What this task involves: Go through the data below. List every line that holds the word "Black".

◇ ◇ ◇

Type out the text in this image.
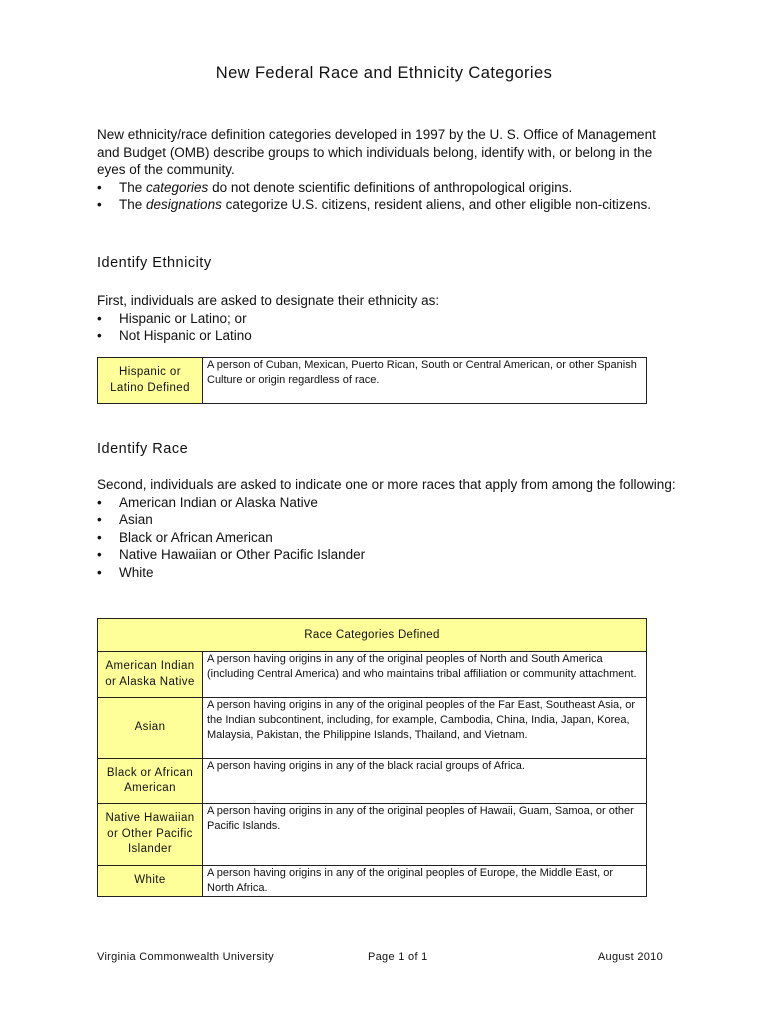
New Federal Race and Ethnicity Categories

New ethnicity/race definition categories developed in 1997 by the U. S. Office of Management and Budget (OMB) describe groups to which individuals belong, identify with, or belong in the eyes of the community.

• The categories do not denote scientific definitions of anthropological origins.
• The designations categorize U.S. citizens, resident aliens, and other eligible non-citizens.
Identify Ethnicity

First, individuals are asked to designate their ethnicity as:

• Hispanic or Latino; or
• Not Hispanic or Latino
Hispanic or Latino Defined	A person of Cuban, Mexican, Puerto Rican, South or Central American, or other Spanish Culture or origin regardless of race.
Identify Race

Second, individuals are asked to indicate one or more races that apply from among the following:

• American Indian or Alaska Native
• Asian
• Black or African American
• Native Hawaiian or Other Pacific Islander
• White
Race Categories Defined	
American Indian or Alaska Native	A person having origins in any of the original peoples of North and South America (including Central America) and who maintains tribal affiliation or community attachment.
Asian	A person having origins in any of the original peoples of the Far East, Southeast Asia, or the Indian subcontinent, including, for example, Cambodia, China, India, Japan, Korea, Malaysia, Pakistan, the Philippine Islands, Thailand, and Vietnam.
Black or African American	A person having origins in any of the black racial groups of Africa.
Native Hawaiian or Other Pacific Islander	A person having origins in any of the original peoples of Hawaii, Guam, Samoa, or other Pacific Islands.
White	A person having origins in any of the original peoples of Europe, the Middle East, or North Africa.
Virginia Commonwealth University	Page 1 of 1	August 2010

◇ ◇ ◇

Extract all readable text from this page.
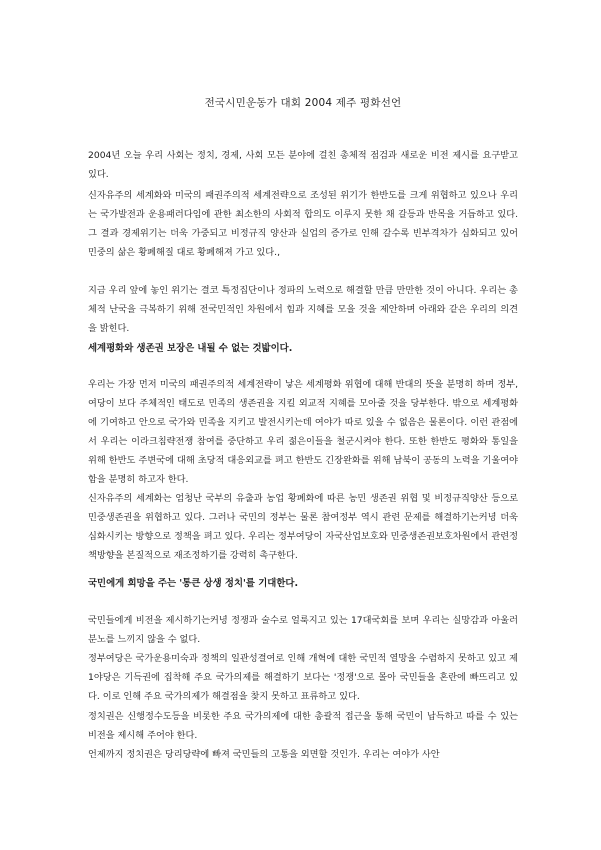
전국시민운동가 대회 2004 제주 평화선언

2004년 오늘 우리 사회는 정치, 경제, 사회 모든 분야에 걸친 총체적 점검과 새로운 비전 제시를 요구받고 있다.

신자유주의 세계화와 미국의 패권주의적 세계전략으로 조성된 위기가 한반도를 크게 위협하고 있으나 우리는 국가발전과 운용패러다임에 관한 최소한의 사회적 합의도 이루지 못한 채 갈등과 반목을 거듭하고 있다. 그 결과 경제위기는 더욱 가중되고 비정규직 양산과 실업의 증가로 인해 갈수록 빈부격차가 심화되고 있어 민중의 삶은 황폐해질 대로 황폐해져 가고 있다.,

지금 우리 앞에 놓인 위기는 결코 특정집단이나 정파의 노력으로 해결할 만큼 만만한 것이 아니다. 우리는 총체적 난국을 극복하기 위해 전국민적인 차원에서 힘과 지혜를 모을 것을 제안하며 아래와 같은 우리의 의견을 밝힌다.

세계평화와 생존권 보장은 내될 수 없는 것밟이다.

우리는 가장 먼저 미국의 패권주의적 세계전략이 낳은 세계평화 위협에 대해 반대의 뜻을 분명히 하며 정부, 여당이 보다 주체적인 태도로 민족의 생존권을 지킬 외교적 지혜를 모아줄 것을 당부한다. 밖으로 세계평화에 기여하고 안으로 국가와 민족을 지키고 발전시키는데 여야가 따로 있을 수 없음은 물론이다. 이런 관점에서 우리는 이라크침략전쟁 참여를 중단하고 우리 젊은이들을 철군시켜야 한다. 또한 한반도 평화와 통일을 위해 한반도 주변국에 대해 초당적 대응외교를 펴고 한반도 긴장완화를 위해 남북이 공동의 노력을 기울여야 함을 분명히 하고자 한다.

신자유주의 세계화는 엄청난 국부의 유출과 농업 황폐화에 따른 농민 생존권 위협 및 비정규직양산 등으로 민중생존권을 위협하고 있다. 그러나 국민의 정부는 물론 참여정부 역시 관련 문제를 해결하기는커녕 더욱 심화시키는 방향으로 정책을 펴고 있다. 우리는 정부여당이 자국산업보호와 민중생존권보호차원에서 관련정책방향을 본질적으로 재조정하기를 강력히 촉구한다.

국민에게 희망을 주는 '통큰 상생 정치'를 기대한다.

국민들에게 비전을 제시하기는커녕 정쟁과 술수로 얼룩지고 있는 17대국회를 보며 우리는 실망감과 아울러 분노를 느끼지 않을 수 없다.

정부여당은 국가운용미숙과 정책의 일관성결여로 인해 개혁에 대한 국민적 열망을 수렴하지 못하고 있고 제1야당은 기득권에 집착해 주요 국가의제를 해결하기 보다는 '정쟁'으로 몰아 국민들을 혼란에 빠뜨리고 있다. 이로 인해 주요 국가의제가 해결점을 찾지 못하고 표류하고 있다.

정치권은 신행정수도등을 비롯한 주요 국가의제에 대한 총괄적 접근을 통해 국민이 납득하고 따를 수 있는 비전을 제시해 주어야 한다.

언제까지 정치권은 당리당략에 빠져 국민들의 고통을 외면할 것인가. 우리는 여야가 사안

◇ ◇ ◇

Result for this task:
• Black or African American
Black or African American	A person having origins in any of the black racial groups of Africa.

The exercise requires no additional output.